-- Begin MATERIAL SUPPLIED --

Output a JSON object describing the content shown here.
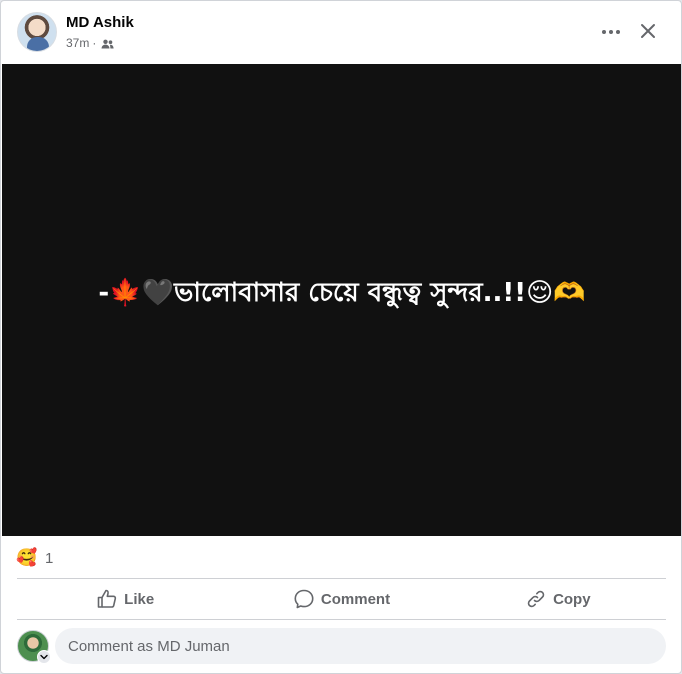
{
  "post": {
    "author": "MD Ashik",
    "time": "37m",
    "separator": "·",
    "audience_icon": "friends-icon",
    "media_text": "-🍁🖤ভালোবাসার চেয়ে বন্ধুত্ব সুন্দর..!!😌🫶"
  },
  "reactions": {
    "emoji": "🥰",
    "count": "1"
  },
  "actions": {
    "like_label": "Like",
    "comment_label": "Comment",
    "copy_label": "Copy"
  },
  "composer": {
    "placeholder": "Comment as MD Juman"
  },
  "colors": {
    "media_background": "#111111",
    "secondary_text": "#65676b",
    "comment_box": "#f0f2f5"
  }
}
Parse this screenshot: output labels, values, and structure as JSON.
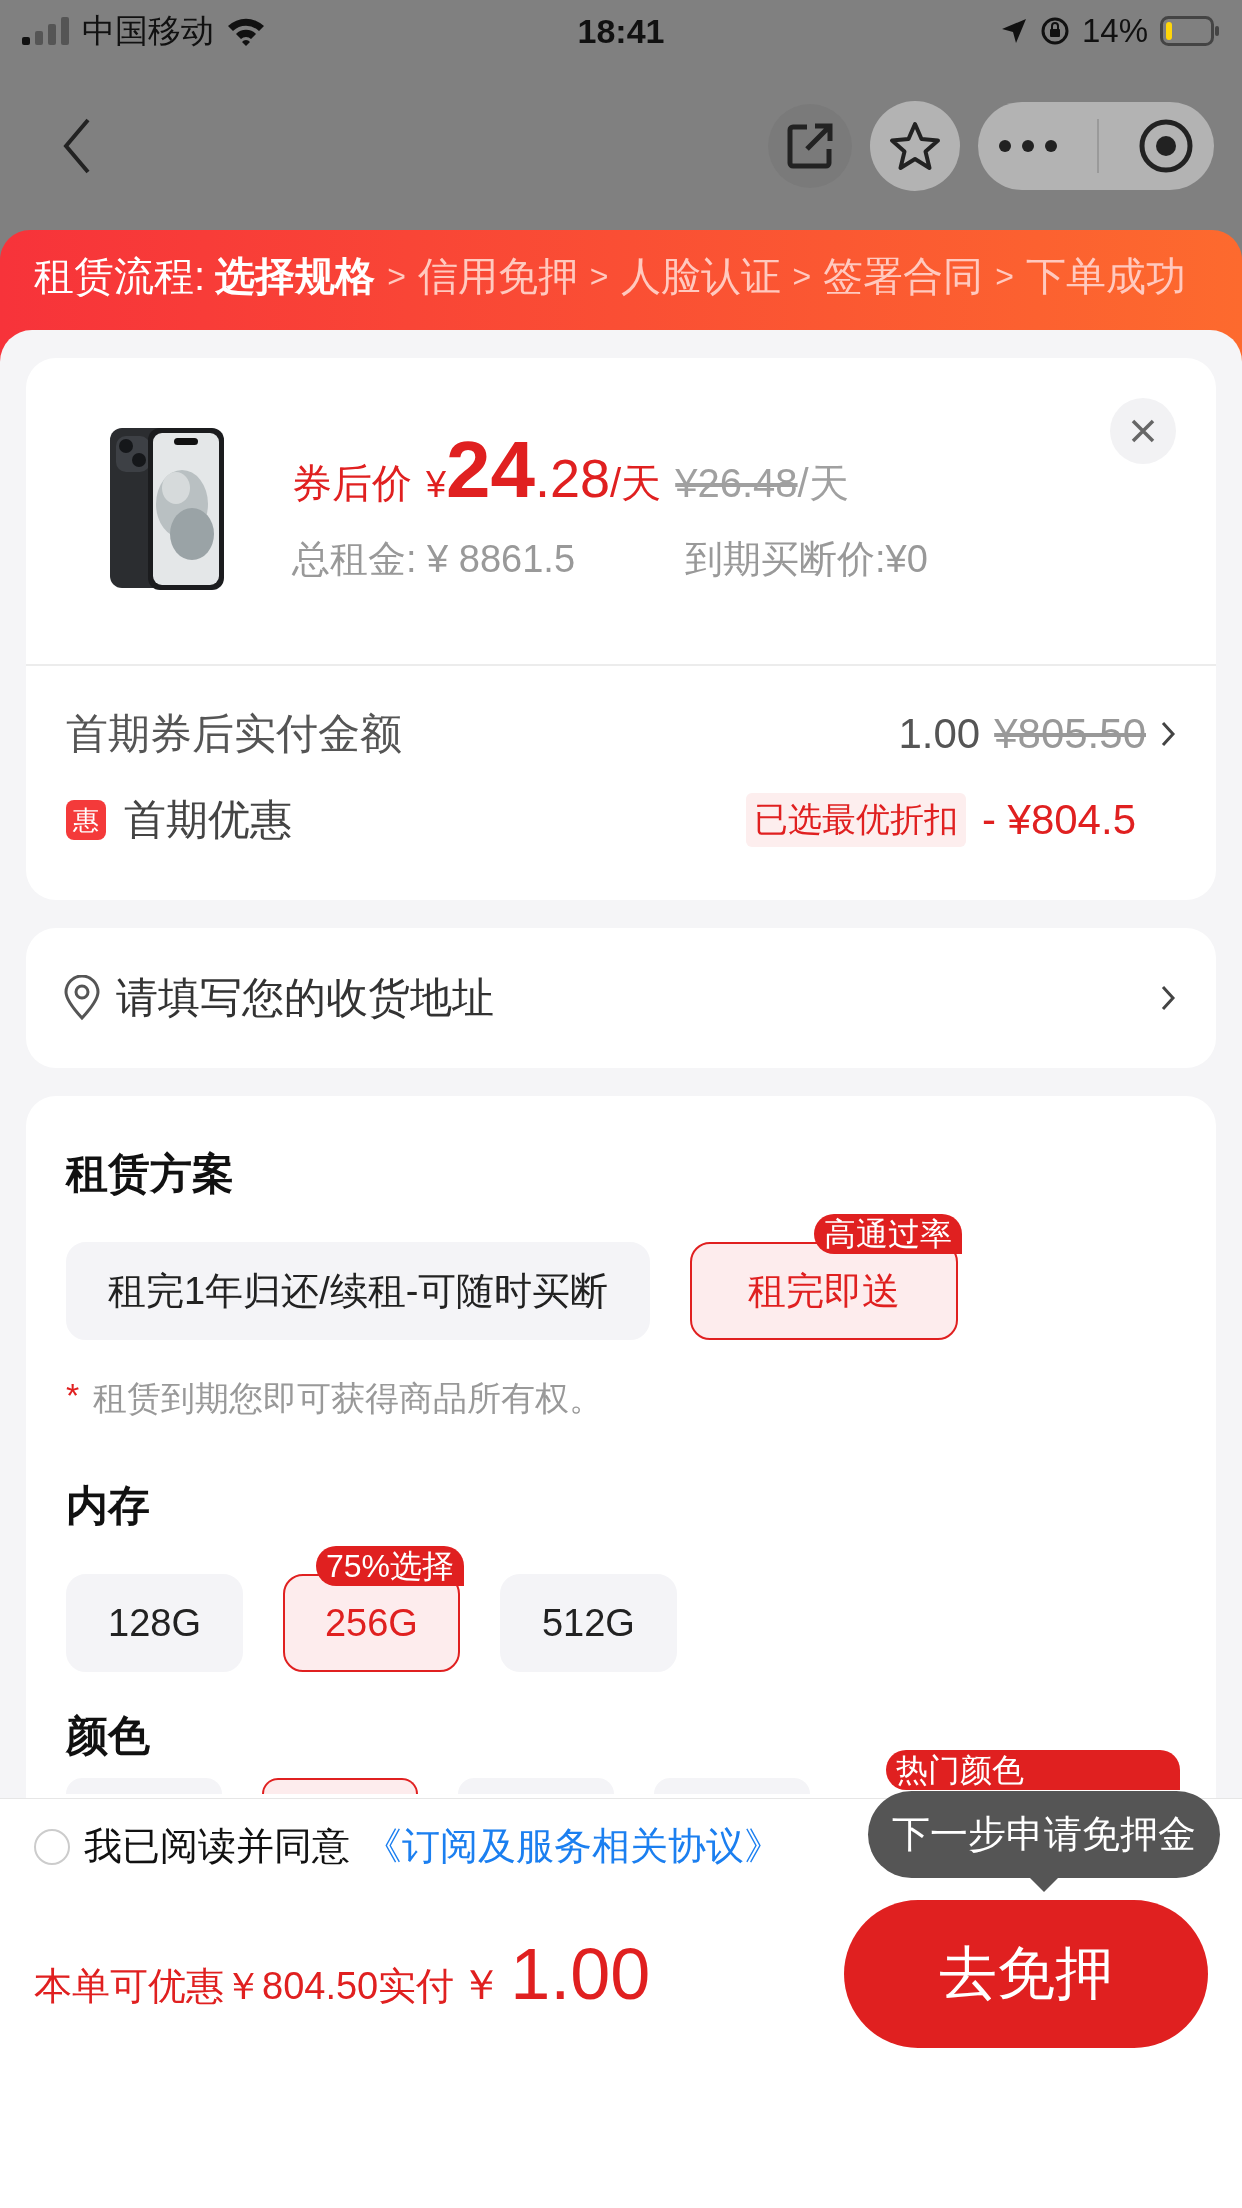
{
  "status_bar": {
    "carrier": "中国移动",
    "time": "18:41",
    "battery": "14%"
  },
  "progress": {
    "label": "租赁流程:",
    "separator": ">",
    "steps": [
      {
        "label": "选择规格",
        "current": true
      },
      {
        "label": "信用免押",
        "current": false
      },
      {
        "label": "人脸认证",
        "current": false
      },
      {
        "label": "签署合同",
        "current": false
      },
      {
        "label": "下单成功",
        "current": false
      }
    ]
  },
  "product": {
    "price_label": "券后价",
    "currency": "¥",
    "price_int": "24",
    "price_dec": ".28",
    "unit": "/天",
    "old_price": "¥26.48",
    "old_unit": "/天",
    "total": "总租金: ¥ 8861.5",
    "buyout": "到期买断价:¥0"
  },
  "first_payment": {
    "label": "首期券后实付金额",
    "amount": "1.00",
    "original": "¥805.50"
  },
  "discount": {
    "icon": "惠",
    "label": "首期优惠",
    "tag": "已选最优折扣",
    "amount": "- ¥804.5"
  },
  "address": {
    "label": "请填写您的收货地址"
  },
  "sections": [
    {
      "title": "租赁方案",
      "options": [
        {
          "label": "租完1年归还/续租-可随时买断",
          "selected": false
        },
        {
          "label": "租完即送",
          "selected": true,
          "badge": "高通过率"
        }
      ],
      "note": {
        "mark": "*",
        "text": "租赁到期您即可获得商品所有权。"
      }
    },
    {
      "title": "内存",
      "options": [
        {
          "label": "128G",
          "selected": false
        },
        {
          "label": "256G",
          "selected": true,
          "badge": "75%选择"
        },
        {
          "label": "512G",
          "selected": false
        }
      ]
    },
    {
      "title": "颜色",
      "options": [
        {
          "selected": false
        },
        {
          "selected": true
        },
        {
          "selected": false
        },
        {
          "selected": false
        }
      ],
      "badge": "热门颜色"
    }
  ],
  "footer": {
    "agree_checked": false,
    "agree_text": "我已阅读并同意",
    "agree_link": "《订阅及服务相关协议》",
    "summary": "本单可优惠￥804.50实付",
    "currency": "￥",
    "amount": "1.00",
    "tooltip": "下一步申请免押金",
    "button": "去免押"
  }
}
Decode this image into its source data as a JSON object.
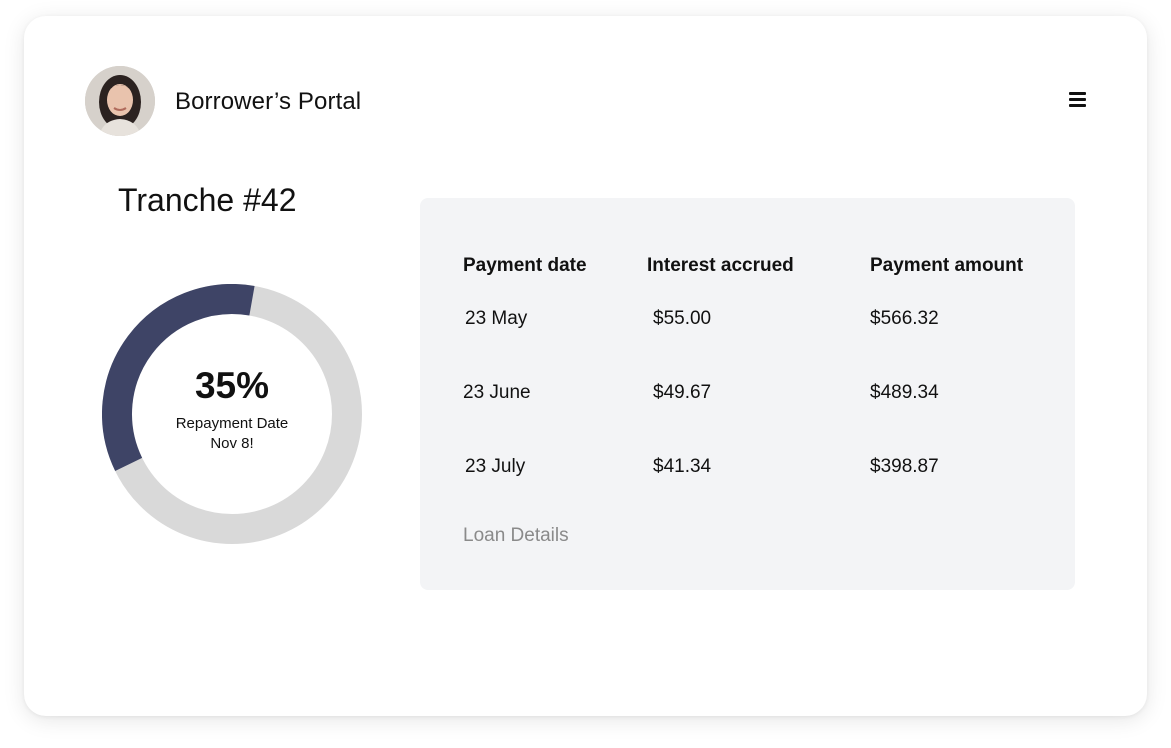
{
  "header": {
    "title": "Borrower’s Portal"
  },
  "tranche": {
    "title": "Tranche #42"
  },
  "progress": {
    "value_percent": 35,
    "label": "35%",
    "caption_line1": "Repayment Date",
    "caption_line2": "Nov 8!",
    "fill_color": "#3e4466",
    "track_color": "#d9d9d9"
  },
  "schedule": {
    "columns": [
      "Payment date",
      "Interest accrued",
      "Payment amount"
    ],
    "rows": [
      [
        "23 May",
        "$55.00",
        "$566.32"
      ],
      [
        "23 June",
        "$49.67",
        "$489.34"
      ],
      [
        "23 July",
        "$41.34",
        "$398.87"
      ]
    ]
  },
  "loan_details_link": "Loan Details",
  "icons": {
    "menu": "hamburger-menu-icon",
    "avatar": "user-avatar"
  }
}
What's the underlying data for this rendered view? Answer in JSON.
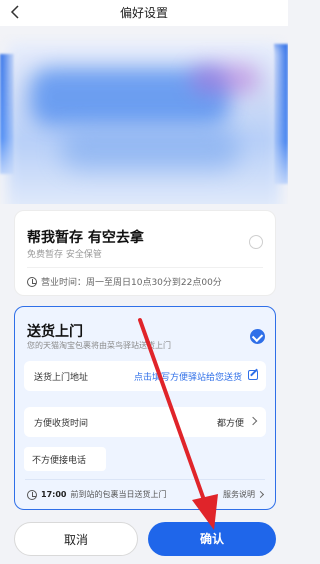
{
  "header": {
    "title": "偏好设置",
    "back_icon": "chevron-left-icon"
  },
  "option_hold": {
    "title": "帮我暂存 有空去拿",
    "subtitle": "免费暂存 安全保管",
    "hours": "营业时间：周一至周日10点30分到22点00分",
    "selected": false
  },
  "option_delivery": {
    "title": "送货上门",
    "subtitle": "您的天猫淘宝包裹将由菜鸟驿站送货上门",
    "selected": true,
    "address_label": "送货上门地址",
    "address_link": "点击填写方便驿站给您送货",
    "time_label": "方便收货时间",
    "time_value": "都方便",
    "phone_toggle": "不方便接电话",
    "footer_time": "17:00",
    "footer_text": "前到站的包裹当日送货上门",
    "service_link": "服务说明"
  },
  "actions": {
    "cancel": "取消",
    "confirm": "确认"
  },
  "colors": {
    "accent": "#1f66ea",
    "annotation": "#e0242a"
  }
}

-- End MATERIAL SUPPLIED --

• _WORK REQUIRED_
Every record is to be reproduced exactly, with no pictures included.

• _WRITTEN RESPONSE_
Output a JSON object describing the content shown here.
{
  "post": {
    "author": "MD Ashik",
    "time": "37m",
    "separator": "·",
    "audience_icon": "friends-icon",
    "media_text": "-🍁🖤ভালোবাসার চেয়ে বন্ধুত্ব সুন্দর..!!😌🫶"
  },
  "reactions": {
    "emoji": "🥰",
    "count": "1"
  },
  "actions": {
    "like_label": "Like",
    "comment_label": "Comment",
    "copy_label": "Copy"
  },
  "composer": {
    "placeholder": "Comment as MD Juman"
  },
  "colors": {
    "media_background": "#111111",
    "secondary_text": "#65676b",
    "comment_box": "#f0f2f5"
  }
}
Parse this screenshot: output labels, values, and structure as JSON.
{
  "status_bar": {
    "carrier": "中国移动",
    "time": "18:41",
    "battery": "14%"
  },
  "progress": {
    "label": "租赁流程:",
    "separator": ">",
    "steps": [
      {
        "label": "选择规格",
        "current": true
      },
      {
        "label": "信用免押",
        "current": false
      },
      {
        "label": "人脸认证",
        "current": false
      },
      {
        "label": "签署合同",
        "current": false
      },
      {
        "label": "下单成功",
        "current": false
      }
    ]
  },
  "product": {
    "price_label": "券后价",
    "currency": "¥",
    "price_int": "24",
    "price_dec": ".28",
    "unit": "/天",
    "old_price": "¥26.48",
    "old_unit": "/天",
    "total": "总租金: ¥ 8861.5",
    "buyout": "到期买断价:¥0"
  },
  "first_payment": {
    "label": "首期券后实付金额",
    "amount": "1.00",
    "original": "¥805.50"
  },
  "discount": {
    "icon": "惠",
    "label": "首期优惠",
    "tag": "已选最优折扣",
    "amount": "- ¥804.5"
  },
  "address": {
    "label": "请填写您的收货地址"
  },
  "sections": [
    {
      "title": "租赁方案",
      "options": [
        {
          "label": "租完1年归还/续租-可随时买断",
          "selected": false
        },
        {
          "label": "租完即送",
          "selected": true,
          "badge": "高通过率"
        }
      ],
      "note": {
        "mark": "*",
        "text": "租赁到期您即可获得商品所有权。"
      }
    },
    {
      "title": "内存",
      "options": [
        {
          "label": "128G",
          "selected": false
        },
        {
          "label": "256G",
          "selected": true,
          "badge": "75%选择"
        },
        {
          "label": "512G",
          "selected": false
        }
      ]
    },
    {
      "title": "颜色",
      "options": [
        {
          "selected": false
        },
        {
          "selected": true
        },
        {
          "selected": false
        },
        {
          "selected": false
        }
      ],
      "badge": "热门颜色"
    }
  ],
  "footer": {
    "agree_checked": false,
    "agree_text": "我已阅读并同意",
    "agree_link": "《订阅及服务相关协议》",
    "summary": "本单可优惠￥804.50实付",
    "currency": "￥",
    "amount": "1.00",
    "tooltip": "下一步申请免押金",
    "button": "去免押"
  }
}
Decode this image into its source data as a JSON object.
{
  "header": {
    "title": "Borrower’s Portal"
  },
  "tranche": {
    "title": "Tranche #42"
  },
  "progress": {
    "value_percent": 35,
    "label": "35%",
    "caption_line1": "Repayment Date",
    "caption_line2": "Nov 8!",
    "fill_color": "#3e4466",
    "track_color": "#d9d9d9"
  },
  "schedule": {
    "columns": [
      "Payment date",
      "Interest accrued",
      "Payment amount"
    ],
    "rows": [
      [
        "23 May",
        "$55.00",
        "$566.32"
      ],
      [
        "23 June",
        "$49.67",
        "$489.34"
      ],
      [
        "23 July",
        "$41.34",
        "$398.87"
      ]
    ]
  },
  "loan_details_link": "Loan Details",
  "icons": {
    "menu": "hamburger-menu-icon",
    "avatar": "user-avatar"
  }
}
What's the underlying data for this rendered view? Answer in JSON.
{
  "header": {
    "title": "偏好设置",
    "back_icon": "chevron-left-icon"
  },
  "option_hold": {
    "title": "帮我暂存 有空去拿",
    "subtitle": "免费暂存 安全保管",
    "hours": "营业时间：周一至周日10点30分到22点00分",
    "selected": false
  },
  "option_delivery": {
    "title": "送货上门",
    "subtitle": "您的天猫淘宝包裹将由菜鸟驿站送货上门",
    "selected": true,
    "address_label": "送货上门地址",
    "address_link": "点击填写方便驿站给您送货",
    "time_label": "方便收货时间",
    "time_value": "都方便",
    "phone_toggle": "不方便接电话",
    "footer_time": "17:00",
    "footer_text": "前到站的包裹当日送货上门",
    "service_link": "服务说明"
  },
  "actions": {
    "cancel": "取消",
    "confirm": "确认"
  },
  "colors": {
    "accent": "#1f66ea",
    "annotation": "#e0242a"
  }
}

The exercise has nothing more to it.